Requirements:
Reproduce the records below in full and without edits, omitting images.
::: Task data :::
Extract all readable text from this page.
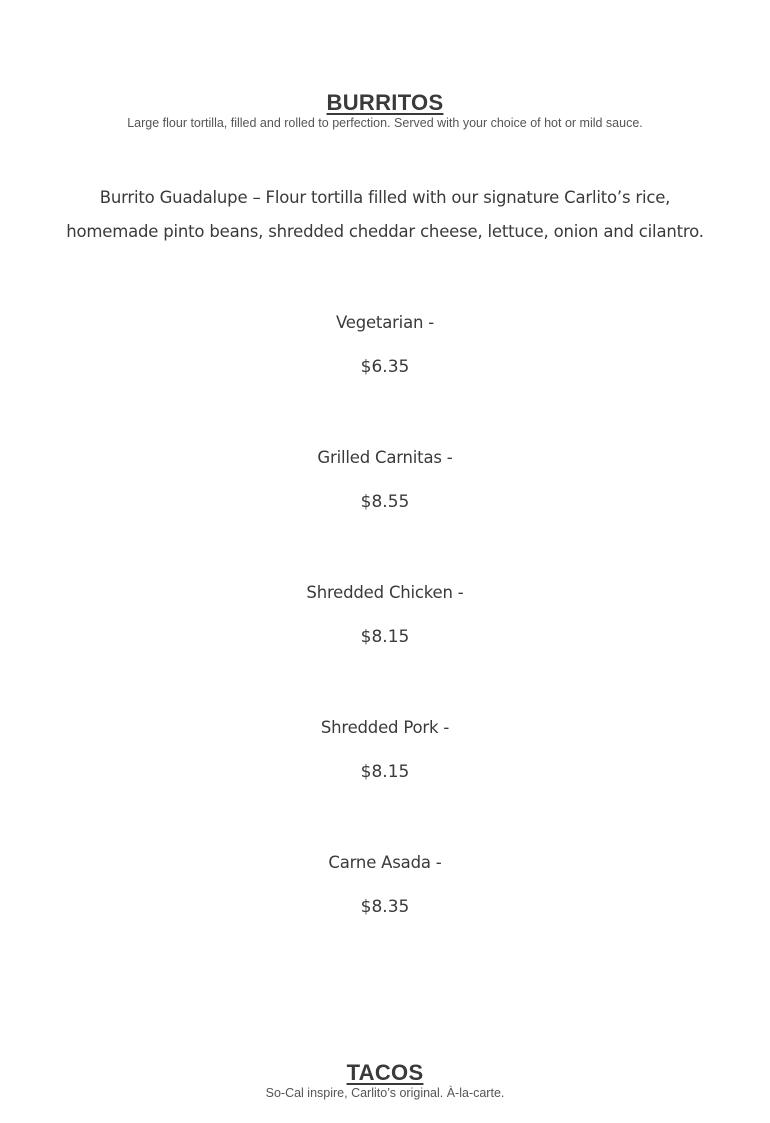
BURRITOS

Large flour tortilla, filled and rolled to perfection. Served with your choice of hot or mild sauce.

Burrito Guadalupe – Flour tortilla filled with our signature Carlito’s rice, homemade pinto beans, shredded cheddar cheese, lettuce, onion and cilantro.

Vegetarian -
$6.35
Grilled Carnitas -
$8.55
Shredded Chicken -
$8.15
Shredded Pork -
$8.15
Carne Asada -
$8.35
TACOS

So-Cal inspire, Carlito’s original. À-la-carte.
:::
Solution for this exercise:
Extract all readable text from this page.
BURRITOS

Large flour tortilla, filled and rolled to perfection. Served with your choice of hot or mild sauce.

Burrito Guadalupe – Flour tortilla filled with our signature Carlito’s rice, homemade pinto beans, shredded cheddar cheese, lettuce, onion and cilantro.

Vegetarian -
$6.35
Grilled Carnitas -
$8.55
Shredded Chicken -
$8.15
Shredded Pork -
$8.15
Carne Asada -
$8.35
TACOS

So-Cal inspire, Carlito’s original. À-la-carte.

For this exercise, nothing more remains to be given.